# Gas Hot water heater, burner will not ignite



## DangerMouse (Jul 17, 2008)

did you reset the pilot light switch to the 'on' position after lighting it?

DM


----------



## hammerdome (Oct 14, 2009)

Yes, I did turn pilot light back to the "on" position. I tried several times. I just dont understand.


----------



## AllanJ (Nov 24, 2007)

Test that the thermocouple is working properly (from the looks of it yours is so you don't need to do this test).

1. With the pilot light blown out and the heater let to sit for 10 minutes, lighting a match and trying to relight the pilot fails if you don't push down the button.

2. Push down the button, light the pilot, and let go of the button 5 seconds after the pilot light catches. The pilot light should work but go out when you let go of the button.

3. Push down the button, light the pilot, hold the button down for 55 seconds and let go. The pilot light should stay lit.

If you see the flame get a little bigger when you turn up the thermostat but after 15 seconds the burner does not come on full, you probably have a problem in the control box where the thermostat knob is or in the fat tube leading down to the burner.

The flame should not get bigger when you adjust the thermostat if you have not turned the small knob or button stem from "pilot" to "run".


----------



## DangerMouse (Jul 17, 2008)

let me understand, you see a pilot light, when you turn up the thermostat, you see the gas ignite....
wouldn't that BE the burner firing up? if so, just wait for the water to heat up?

**********

▶ _Task list_:
1. Print the part of the water heater thread from "## AllanJ (Nov" to "of the button.".
2. Using the water heater thread, tell whether each statement agrees with it. Answer yes or no, and quote the words that decide it.
(a) hammerdome says the pilot light was turned back to the "on" position.
(b) In AllanJ's third step, the button is held down for 5 seconds.
(c) AllanJ says the flame should get bigger when the thermostat is adjusted, even if the small knob hasn't been turned from "pilot" to "run".
3. Pick up the water heater thread after its last post and keep it going.

▶ _Records shown_:

**********

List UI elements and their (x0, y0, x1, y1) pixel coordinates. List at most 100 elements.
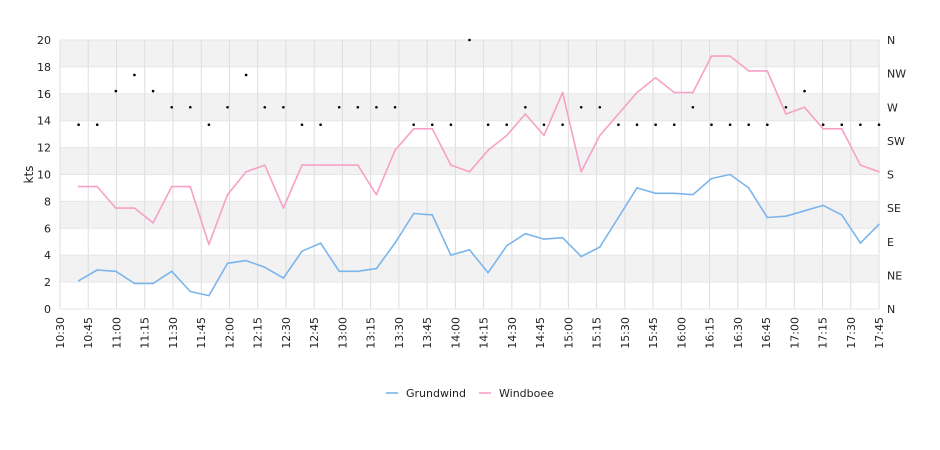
direction-point (635, 123, 639, 127)
data-point-grundwind (822, 204, 824, 207)
y-tick-label: 12 (37, 142, 51, 155)
data-point-grundwind (468, 249, 471, 251)
x-tick-label: 16:00 (675, 317, 688, 349)
series-line-grundwind (78, 173, 880, 297)
x-tick-label: 15:00 (562, 317, 575, 349)
direction-tick-label: SW (887, 135, 905, 148)
direction-point (188, 105, 192, 109)
x-tick-label: 11:00 (110, 317, 123, 349)
data-point-windboee (598, 134, 601, 137)
data-point-windboee (263, 164, 266, 166)
grid-band (60, 93, 879, 121)
data-point-windboee (375, 193, 378, 196)
x-axis-ticks: 10:30 10:45 11:00 11:15 11:30 11:45 12:00 12:15… (54, 317, 886, 349)
direction-point (114, 89, 118, 93)
direction-point (766, 123, 769, 127)
data-point-windboee (245, 171, 247, 173)
direction-point (468, 38, 471, 42)
grid-band (60, 201, 879, 229)
direction-point (654, 123, 657, 127)
data-point-windboee (617, 113, 620, 115)
direction-point (821, 123, 825, 127)
direction-point (524, 105, 527, 109)
data-point-windboee (115, 207, 117, 209)
direction-point (226, 105, 229, 109)
direction-tick-label: N (887, 303, 895, 316)
direction-points (77, 38, 881, 127)
direction-point (244, 73, 248, 77)
data-point-grundwind (170, 270, 173, 273)
direction-point (375, 105, 378, 109)
grid-band (60, 40, 879, 67)
data-point-windboee (543, 134, 545, 137)
data-point-windboee (878, 171, 880, 173)
data-point-windboee (673, 91, 676, 94)
x-tick-label: 12:30 (280, 317, 293, 349)
data-point-windboee (282, 207, 285, 209)
x-tick-label: 17:45 (873, 317, 886, 349)
direction-tick-label: N (887, 34, 895, 47)
direction-point (151, 89, 155, 93)
data-point-grundwind (487, 271, 489, 274)
x-tick-label: 17:30 (845, 317, 858, 349)
direction-point (95, 123, 99, 127)
direction-point (803, 89, 806, 93)
x-tick-label: 17:15 (817, 317, 830, 349)
data-point-windboee (152, 222, 154, 224)
direction-point (579, 105, 583, 109)
direction-point (877, 123, 881, 127)
data-point-grundwind (766, 216, 769, 219)
direction-point (300, 123, 304, 127)
data-point-grundwind (729, 173, 731, 176)
data-point-grundwind (282, 277, 285, 279)
data-point-grundwind (692, 193, 694, 196)
data-point-grundwind (115, 270, 117, 273)
direction-point (207, 123, 211, 127)
data-point-windboee (319, 164, 322, 166)
data-point-windboee (357, 164, 359, 166)
y-tick-label: 14 (37, 115, 51, 128)
data-point-grundwind (524, 232, 527, 235)
data-point-windboee (301, 164, 303, 166)
data-point-grundwind (561, 236, 564, 239)
data-point-grundwind (543, 238, 545, 240)
data-point-grundwind (357, 270, 359, 273)
y-tick-label: 10 (37, 169, 51, 182)
direction-point (747, 123, 751, 127)
data-point-windboee (729, 55, 731, 57)
direction-tick-label: E (887, 236, 894, 249)
direction-point (430, 123, 434, 127)
data-point-windboee (170, 185, 173, 188)
x-tick-label: 11:45 (195, 317, 208, 349)
legend-label-windboee: Windboee (499, 387, 554, 400)
data-point-windboee (77, 185, 80, 188)
data-point-windboee (580, 171, 582, 173)
data-point-grundwind (394, 242, 396, 244)
data-point-windboee (487, 149, 489, 152)
direction-point (598, 105, 602, 109)
data-point-windboee (692, 91, 694, 94)
data-point-grundwind (301, 250, 303, 252)
direction-tick-label: SE (887, 202, 901, 215)
data-point-windboee (412, 127, 415, 130)
direction-point (691, 105, 695, 109)
data-point-windboee (133, 207, 136, 209)
data-point-grundwind (840, 214, 843, 216)
direction-point (728, 123, 732, 127)
x-tick-label: 13:15 (365, 317, 378, 349)
data-point-grundwind (431, 214, 434, 216)
data-point-windboee (394, 149, 396, 152)
data-point-windboee (450, 164, 452, 166)
direction-point (505, 123, 509, 127)
x-tick-label: 13:00 (336, 317, 349, 349)
x-tick-label: 11:30 (167, 317, 180, 349)
x-tick-label: 14:00 (449, 317, 462, 349)
series-line-windboee (78, 55, 880, 246)
x-tick-label: 14:30 (506, 317, 519, 349)
direction-point (859, 123, 862, 127)
data-point-windboee (226, 193, 229, 196)
x-tick-label: 10:45 (82, 317, 95, 349)
data-point-grundwind (226, 262, 229, 265)
data-point-windboee (431, 127, 434, 130)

**********

▶ _Task-by-task results_:
1.
## AllanJ (Nov 24, 2007)

Test that the thermocouple is working properly (from the looks of it yours is so you don't need to do this test).

1. With the pilot light blown out and the heater let to sit for 10 minutes, lighting a match and trying to relight the pilot fails if you don't push down the button.

2. Push down the button, light the pilot, and let go of the button 5 seconds after the pilot light catches. The pilot light should work but go out when you let go of the button.

2.
(a) Yes: "Yes, I did turn pilot light back to the "on" position."
(b) No: "hold the button down for 55 seconds and let go."
(c) No: "The flame should not get bigger when you adjust the thermostat if you have not turned the small knob or button stem from "pilot" to "run"."

3.
DM


----------



## hammerdome (Oct 14, 2009)

Do you think the solenoid might be bad?


----------



## hammerdome (Oct 14, 2009)

DangerMouse said:


> let me understand, you see a pilot light, when you turn up the thermostat, you see the gas ignite....
> wouldn't that BE the burner firing up? if so, just wait for the water to heat up?
> 
> DM


The gas that I see ignite is the little bit of gas the comes out of the thermostat side. The big tube leading to the burner I think is my problem. No gas is coming out of the big tube.


----------



## DangerMouse (Jul 17, 2008)

maybe a spider made a nest in the tube? it's happened before.
could be solenoid....

DM


----------



## MACPLUMB (Jan 21, 2008)

*No hot water !*



THE GAS CONTROL THERMOSTAT VALVE HAS A ONE TIME FUSIBLE LINK

THAT HAS BURNT OUT THEREFORE THE GAS VALVE IS BAD AND NEEDS TO BE

REPLACED WHAT BRAND ?

MODEL NUMBER ?

SERIAL NUMBER ?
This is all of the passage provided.